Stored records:
··········

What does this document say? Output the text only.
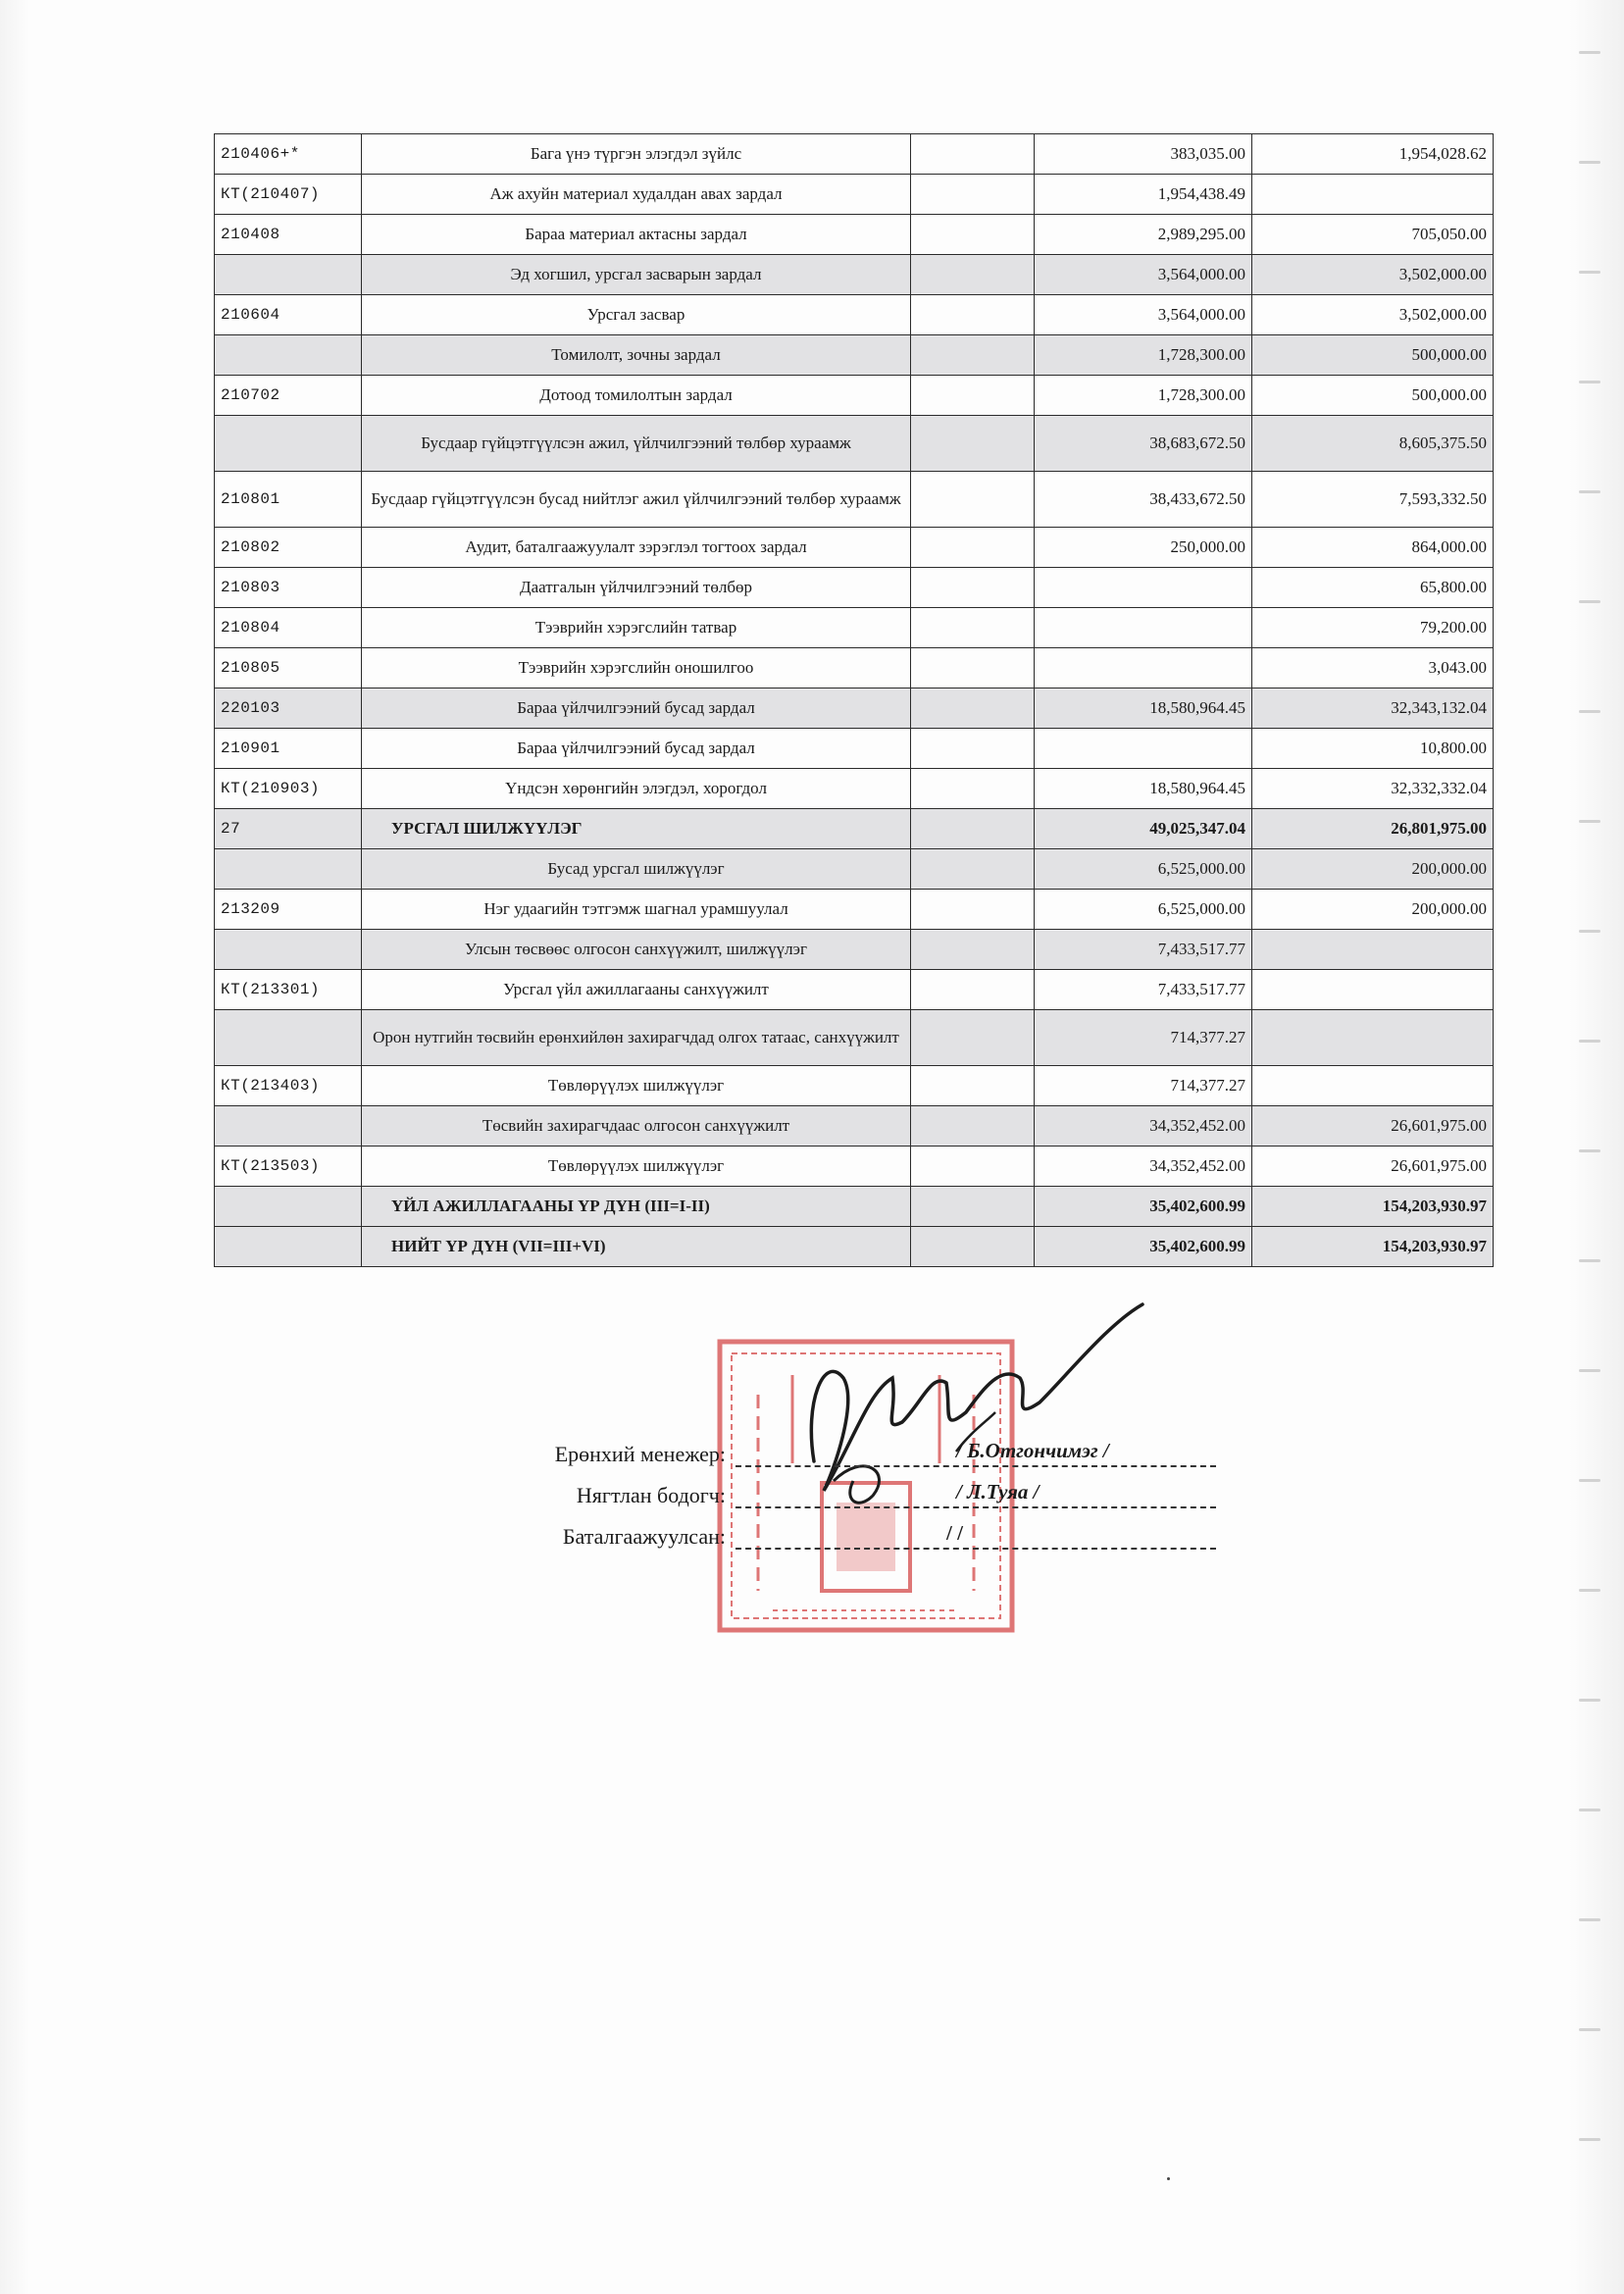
210406+*	Бага үнэ түргэн элэгдэл зүйлс		383,035.00	1,954,028.62
КТ(210407)	Аж ахуйн материал худалдан авах зардал		1,954,438.49	
210408	Бараа материал актасны зардал		2,989,295.00	705,050.00
	Эд хогшил, урсгал засварын зардал		3,564,000.00	3,502,000.00
210604	Урсгал засвар		3,564,000.00	3,502,000.00
	Томилолт, зочны зардал		1,728,300.00	500,000.00
210702	Дотоод томилолтын зардал		1,728,300.00	500,000.00
	Бусдаар гүйцэтгүүлсэн ажил, үйлчилгээний төлбөр хураамж		38,683,672.50	8,605,375.50
210801	Бусдаар гүйцэтгүүлсэн бусад нийтлэг ажил үйлчилгээний төлбөр хураамж		38,433,672.50	7,593,332.50
210802	Аудит, баталгаажуулалт зэрэглэл тогтоох зардал		250,000.00	864,000.00
210803	Даатгалын үйлчилгээний төлбөр			65,800.00
210804	Тээврийн хэрэгслийн татвар			79,200.00
210805	Тээврийн хэрэгслийн оношилгоо			3,043.00
220103	Бараа үйлчилгээний бусад зардал		18,580,964.45	32,343,132.04
210901	Бараа үйлчилгээний бусад зардал			10,800.00
КТ(210903)	Үндсэн хөрөнгийн элэгдэл, хорогдол		18,580,964.45	32,332,332.04
27	УРСГАЛ ШИЛЖҮҮЛЭГ		49,025,347.04	26,801,975.00
	Бусад урсгал шилжүүлэг		6,525,000.00	200,000.00
213209	Нэг удаагийн тэтгэмж шагнал урамшуулал		6,525,000.00	200,000.00
	Улсын төсвөөс олгосон санхүүжилт, шилжүүлэг		7,433,517.77	
КТ(213301)	Урсгал үйл ажиллагааны санхүүжилт		7,433,517.77	
	Орон нутгийн төсвийн ерөнхийлөн захирагчдад олгох татаас, санхүүжилт		714,377.27	
КТ(213403)	Төвлөрүүлэх шилжүүлэг		714,377.27	
	Төсвийн захирагчдаас олгосон санхүүжилт		34,352,452.00	26,601,975.00
КТ(213503)	Төвлөрүүлэх шилжүүлэг		34,352,452.00	26,601,975.00
	ҮЙЛ АЖИЛЛАГААНЫ ҮР ДҮН (III=I-II)		35,402,600.99	154,203,930.97
	НИЙТ ҮР ДҮН (VII=III+VI)		35,402,600.99	154,203,930.97
Ерөнхий менежер:	/ Б.Отгончимэг /
Нягтлан бодогч:	/ Л.Туяа /
Баталгаажуулсан:	/ /
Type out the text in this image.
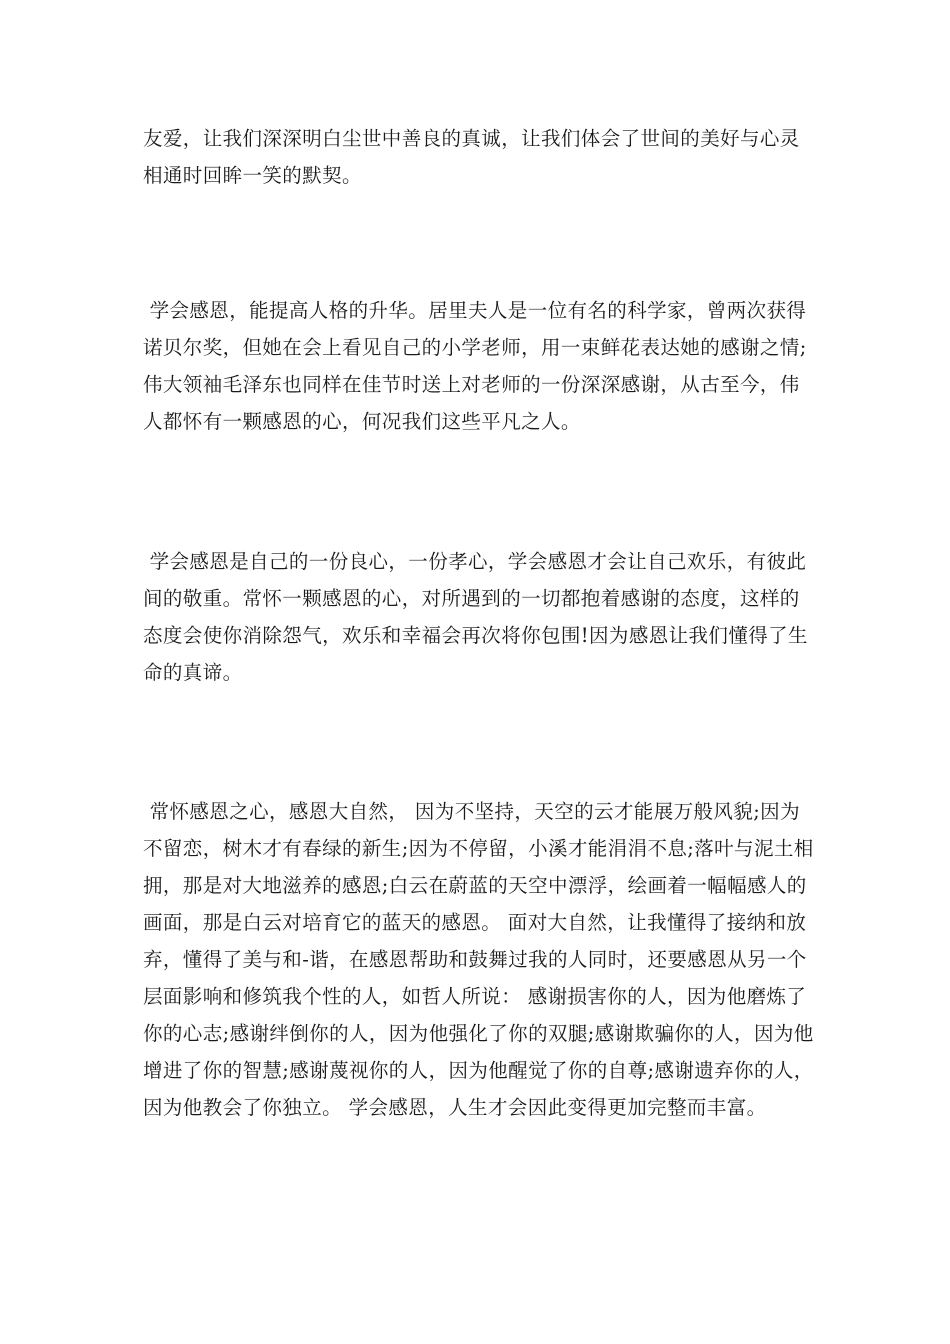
友爱，让我们深深明白尘世中善良的真诚，让我们体会了世间的美好与心灵相通时回眸一笑的默契。

学会感恩，能提高人格的升华。居里夫人是一位有名的科学家，曾两次获得诺贝尔奖，但她在会上看见自己的小学老师，用一束鲜花表达她的感谢之情;伟大领袖毛泽东也同样在佳节时送上对老师的一份深深感谢，从古至今，伟人都怀有一颗感恩的心，何况我们这些平凡之人。

学会感恩是自己的一份良心，一份孝心，学会感恩才会让自己欢乐，有彼此间的敬重。常怀一颗感恩的心，对所遇到的一切都抱着感谢的态度，这样的态度会使你消除怨气，欢乐和幸福会再次将你包围!因为感恩让我们懂得了生命的真谛。

常怀感恩之心，感恩大自然， 因为不坚持，天空的云才能展万般风貌;因为不留恋，树木才有春绿的新生;因为不停留，小溪才能涓涓不息;落叶与泥土相拥，那是对大地滋养的感恩;白云在蔚蓝的天空中漂浮，绘画着一幅幅感人的画面，那是白云对培育它的蓝天的感恩。 面对大自然，让我懂得了接纳和放弃，懂得了美与和-谐，在感恩帮助和鼓舞过我的人同时，还要感恩从另一个层面影响和修筑我个性的人，如哲人所说： 感谢损害你的人，因为他磨炼了你的心志;感谢绊倒你的人，因为他强化了你的双腿;感谢欺骗你的人，因为他增进了你的智慧;感谢蔑视你的人，因为他醒觉了你的自尊;感谢遗弃你的人，因为他教会了你独立。 学会感恩，人生才会因此变得更加完整而丰富。
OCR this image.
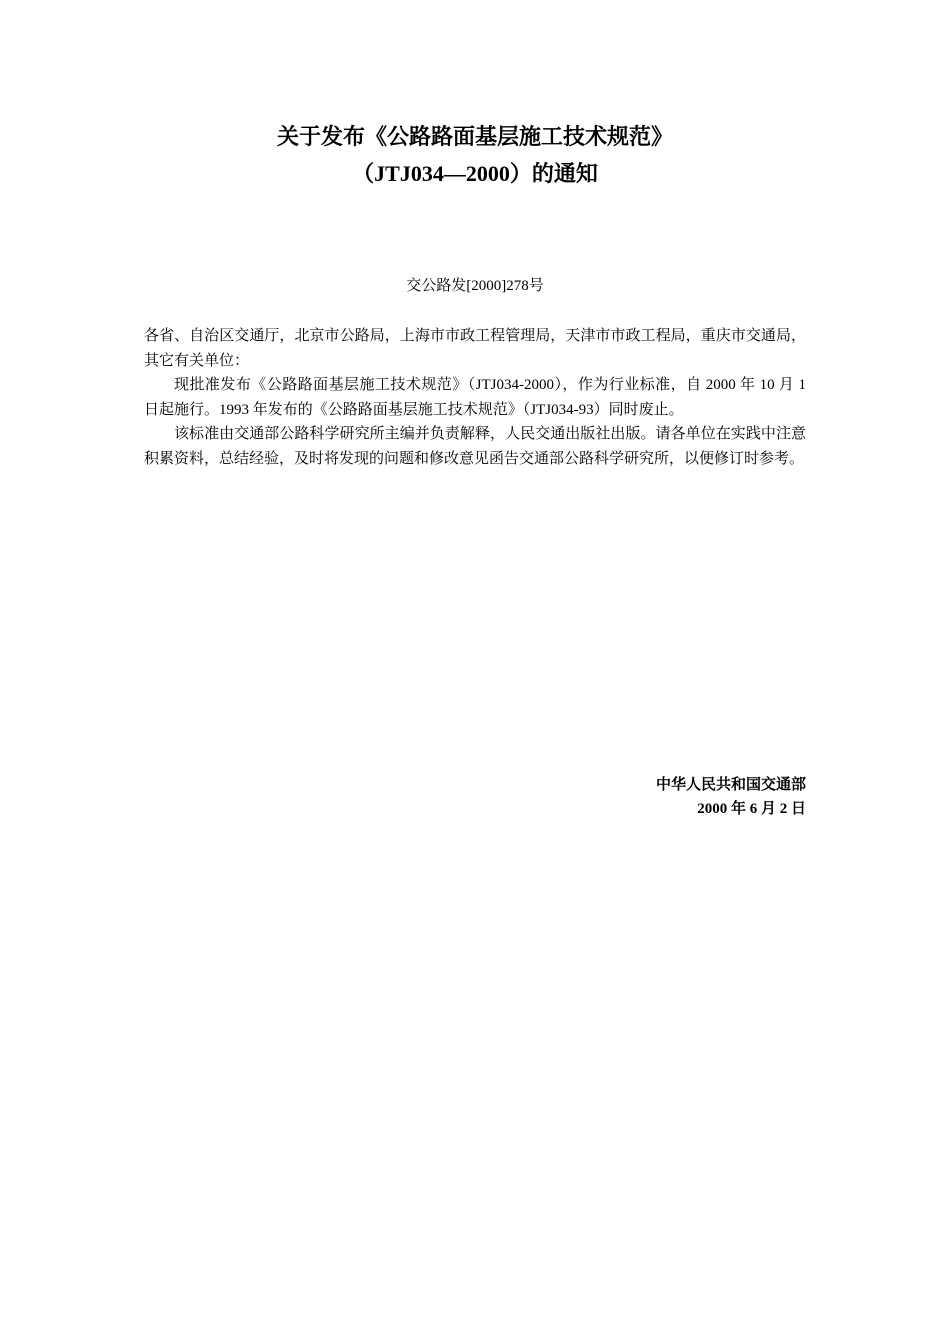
关于发布《公路路面基层施工技术规范》
（JTJ034—2000）的通知
交公路发[2000]278号

各省、自治区交通厅，北京市公路局，上海市市政工程管理局，天津市市政工程局，重庆市交通局，其它有关单位：

现批准发布《公路路面基层施工技术规范》（JTJ034-2000），作为行业标准，自 2000 年 10 月 1 日起施行。1993 年发布的《公路路面基层施工技术规范》（JTJ034-93）同时废止。

该标准由交通部公路科学研究所主编并负责解释，人民交通出版社出版。请各单位在实践中注意积累资料，总结经验，及时将发现的问题和修改意见函告交通部公路科学研究所，以便修订时参考。

中华人民共和国交通部
2000 年 6 月 2 日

··········

OBJECTIVE -
In the entries above, find lines with "Төвлөрүүлэх" and copy each.

ANSWER TO THIS PROBLEM -
КТ(213403)	Төвлөрүүлэх шилжүүлэг		714,377.27	
КТ(213503)	Төвлөрүүлэх шилжүүлэг		34,352,452.00	26,601,975.00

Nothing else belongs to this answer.